**TEKS DOKUMEN**
============================================================
Untuk lebih menjelaskan bagaimana cara mendeskripsikan sebuah naskah ini saya mengambil contoh dari tulisan Titik Pujiastuti yang berjudul Naskah dan Studi Naskah, yang berada pada bab 2 tentang beberapa catatan pada codex or. 3122 atau Mal. 660.
Codex Or. 3122 atau Mal. 660 ini pada mulanya adalah koleksi naskah milik C. Poensen, kemudian pada tahun1890 diserahkan ke Universitas Bibliotheek Leiden (UBL), selain itu Codex Or. 3122 atau Mal. 660 merupakan kumpulan dari sejumlah naskah yang diberi judul naskah A, B, C, D, E, dan F. Kondisi naskahnya berbeda-beda, tapi saya hanya akan mengambil contoh pada Naskah A saja, yaitu:
Naskah A
·         Ukuran naskah: 17x10,5 cm
·         Kerangka baca: 10,5x10 cm. Jarak tulisan dengan margin atas kurang lebih 1 cm
·         Kuras: satu kuras, quaternio yang dijahit tengahnya dengan seutas benang warna putih. Kim pada halaman ketiga dan terakhir. Khususnya pada halaman ketiga tampak kertasnya seperti di robek karena pada sisa kertas yang tertinggal masih terlihat sederet huruf-hurufnya.
============================================================
**TUGAS**
a: Ketik ulang bagian teks tentang Codex Or. 3122 di atas, antara "Untuk lebih menjelaskan" dan "atau Mal. 660.", termasuk kedua bagian itu.
b: Teruskan teks tentang Codex Or. 3122 di atas, dimulai setelah kalimat terakhirnya.

Catatan kotak elemen:
============================================================
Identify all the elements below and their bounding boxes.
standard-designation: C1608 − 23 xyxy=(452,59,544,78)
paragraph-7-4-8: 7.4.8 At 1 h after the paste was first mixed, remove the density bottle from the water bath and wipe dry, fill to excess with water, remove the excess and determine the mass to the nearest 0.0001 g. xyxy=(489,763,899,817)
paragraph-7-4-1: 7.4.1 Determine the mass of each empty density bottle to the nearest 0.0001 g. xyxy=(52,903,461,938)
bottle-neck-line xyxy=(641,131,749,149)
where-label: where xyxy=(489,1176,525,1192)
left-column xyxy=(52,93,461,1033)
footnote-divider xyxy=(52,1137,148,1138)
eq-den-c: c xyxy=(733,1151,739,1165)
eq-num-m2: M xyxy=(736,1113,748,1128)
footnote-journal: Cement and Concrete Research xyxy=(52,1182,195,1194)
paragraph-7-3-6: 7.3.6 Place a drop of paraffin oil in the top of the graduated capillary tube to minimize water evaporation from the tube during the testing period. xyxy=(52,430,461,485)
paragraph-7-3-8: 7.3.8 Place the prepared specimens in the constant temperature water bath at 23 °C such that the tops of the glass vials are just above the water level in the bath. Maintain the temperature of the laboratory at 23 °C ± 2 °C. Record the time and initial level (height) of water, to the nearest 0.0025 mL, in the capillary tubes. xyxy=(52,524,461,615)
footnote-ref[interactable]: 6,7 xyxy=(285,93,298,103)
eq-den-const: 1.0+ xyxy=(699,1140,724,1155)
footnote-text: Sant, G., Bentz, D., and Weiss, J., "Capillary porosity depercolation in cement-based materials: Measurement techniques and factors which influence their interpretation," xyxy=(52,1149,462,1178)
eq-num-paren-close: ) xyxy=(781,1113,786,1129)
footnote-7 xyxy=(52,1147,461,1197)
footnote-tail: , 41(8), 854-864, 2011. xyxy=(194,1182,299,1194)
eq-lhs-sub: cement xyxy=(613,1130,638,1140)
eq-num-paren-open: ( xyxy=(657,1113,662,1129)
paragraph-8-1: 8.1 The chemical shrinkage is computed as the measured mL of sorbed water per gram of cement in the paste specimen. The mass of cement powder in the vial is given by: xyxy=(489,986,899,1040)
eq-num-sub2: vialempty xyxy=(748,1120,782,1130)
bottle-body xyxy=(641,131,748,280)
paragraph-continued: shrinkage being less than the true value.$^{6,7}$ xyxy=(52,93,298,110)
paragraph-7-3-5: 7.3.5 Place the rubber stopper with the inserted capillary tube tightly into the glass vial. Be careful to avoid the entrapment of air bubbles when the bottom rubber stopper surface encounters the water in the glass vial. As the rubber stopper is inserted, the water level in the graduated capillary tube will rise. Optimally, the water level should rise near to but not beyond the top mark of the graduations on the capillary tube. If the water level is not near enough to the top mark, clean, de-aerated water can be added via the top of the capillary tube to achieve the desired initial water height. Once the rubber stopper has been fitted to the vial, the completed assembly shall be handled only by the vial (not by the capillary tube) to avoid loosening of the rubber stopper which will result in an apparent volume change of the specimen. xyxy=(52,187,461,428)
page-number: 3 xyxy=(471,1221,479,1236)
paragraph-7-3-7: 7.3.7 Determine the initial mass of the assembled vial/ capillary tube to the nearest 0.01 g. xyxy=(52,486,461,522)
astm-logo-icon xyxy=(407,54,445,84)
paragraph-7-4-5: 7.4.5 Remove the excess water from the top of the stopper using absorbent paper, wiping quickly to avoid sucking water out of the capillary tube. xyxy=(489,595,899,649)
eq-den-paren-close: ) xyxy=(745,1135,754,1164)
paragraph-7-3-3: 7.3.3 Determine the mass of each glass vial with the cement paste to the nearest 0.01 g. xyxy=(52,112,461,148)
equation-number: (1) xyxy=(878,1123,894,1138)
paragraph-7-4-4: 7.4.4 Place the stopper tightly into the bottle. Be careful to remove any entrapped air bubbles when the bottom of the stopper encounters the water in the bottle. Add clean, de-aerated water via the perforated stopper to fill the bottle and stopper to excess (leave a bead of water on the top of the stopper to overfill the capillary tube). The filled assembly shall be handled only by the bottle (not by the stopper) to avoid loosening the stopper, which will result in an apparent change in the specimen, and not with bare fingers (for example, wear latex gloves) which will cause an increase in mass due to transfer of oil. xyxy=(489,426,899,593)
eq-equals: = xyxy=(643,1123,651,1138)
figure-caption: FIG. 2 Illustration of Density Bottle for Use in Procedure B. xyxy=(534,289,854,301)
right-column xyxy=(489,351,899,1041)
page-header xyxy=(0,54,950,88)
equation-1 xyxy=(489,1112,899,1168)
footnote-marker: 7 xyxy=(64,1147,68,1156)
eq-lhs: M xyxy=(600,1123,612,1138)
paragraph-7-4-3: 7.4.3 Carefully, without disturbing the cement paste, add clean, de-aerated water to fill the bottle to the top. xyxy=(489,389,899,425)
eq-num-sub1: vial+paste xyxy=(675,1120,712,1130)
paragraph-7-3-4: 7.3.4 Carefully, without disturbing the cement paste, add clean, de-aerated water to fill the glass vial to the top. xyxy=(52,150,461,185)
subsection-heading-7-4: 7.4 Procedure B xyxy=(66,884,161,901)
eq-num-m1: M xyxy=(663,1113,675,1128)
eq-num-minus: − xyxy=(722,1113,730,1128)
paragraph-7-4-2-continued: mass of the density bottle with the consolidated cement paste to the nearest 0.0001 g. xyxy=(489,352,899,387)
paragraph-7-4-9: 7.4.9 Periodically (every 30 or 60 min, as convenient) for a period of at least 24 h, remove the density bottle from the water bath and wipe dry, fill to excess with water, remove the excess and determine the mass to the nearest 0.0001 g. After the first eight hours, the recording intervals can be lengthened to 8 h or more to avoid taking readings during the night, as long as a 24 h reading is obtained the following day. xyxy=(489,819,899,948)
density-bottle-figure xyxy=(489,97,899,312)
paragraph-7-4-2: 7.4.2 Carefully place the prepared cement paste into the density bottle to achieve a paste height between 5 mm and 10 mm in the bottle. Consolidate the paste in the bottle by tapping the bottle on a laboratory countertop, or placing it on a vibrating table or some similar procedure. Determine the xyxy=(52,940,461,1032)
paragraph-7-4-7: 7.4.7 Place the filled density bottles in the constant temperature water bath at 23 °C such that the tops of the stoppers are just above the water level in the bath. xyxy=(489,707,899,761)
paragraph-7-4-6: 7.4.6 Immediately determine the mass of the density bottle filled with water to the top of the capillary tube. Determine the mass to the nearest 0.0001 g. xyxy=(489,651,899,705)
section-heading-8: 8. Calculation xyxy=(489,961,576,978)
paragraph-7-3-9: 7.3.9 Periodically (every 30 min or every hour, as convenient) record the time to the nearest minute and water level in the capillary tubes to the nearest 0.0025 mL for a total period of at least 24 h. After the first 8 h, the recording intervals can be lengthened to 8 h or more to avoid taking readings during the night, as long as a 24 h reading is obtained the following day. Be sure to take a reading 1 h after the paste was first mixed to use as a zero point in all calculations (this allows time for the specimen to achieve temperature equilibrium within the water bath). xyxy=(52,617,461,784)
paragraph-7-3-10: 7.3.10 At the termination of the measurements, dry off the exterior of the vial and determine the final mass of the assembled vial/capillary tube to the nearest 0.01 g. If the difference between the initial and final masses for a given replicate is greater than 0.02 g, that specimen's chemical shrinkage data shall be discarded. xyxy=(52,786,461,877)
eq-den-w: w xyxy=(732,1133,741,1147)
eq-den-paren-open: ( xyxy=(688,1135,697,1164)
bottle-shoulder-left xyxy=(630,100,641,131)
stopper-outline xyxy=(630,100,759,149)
============================================================
**HASIL**
a:
Untuk lebih menjelaskan bagaimana cara mendeskripsikan sebuah naskah ini saya mengambil contoh dari tulisan Titik Pujiastuti yang berjudul Naskah dan Studi Naskah, yang berada pada bab 2 tentang beberapa catatan pada codex or. 3122 atau Mal. 660.

b:
·         Tebal naskah: 6 (enam) halaman.
·         Jumlah baris: 11 (sebelas) baris per halaman. Pada halaman dua verso (halaman yang dibalik) terdapat sebaris huruf yang dituliskan secara vertikal di magin kanan, tetapi huruf-huruf tersebut nyaris tidak terbaca lagi.
·         Alas naskah: kertas eropa dari jenis yang cukup tebal, terlihat bayang garis halus, bayang garis tebal dan sebagian cap air pada margin bawahnya.
·         Cap air: dari gambar cap kertas yang hanya terlihat sebagian (di margin bawah halaman 4 dan 5) tampak seekor singa bermahkota yang berdiri menghadap ke arah kanan dengan satu kaki memegang pedang. Singa tersebut berada dalam lingkaran yang di kelilingi tulisan dengan huruf latin kapital, di sebelah kiri dari arah bawah/; UNT. Dan di sebelah kanan dari atas CONC. Di atas kepala singa, menempel pada lingkaran, terdapat gambar mahkota. Pada halaman dua juga terlihat sebagian gambar cap, agaknya merupakan bagian bawah dari gambar cap diatas. Terlihat gambar salah satu kaki singa dengan posisi berdiri dan huruf dalam lingkaran, di sebelah kiri: CRESC dan di sebelah bawah: RVAE.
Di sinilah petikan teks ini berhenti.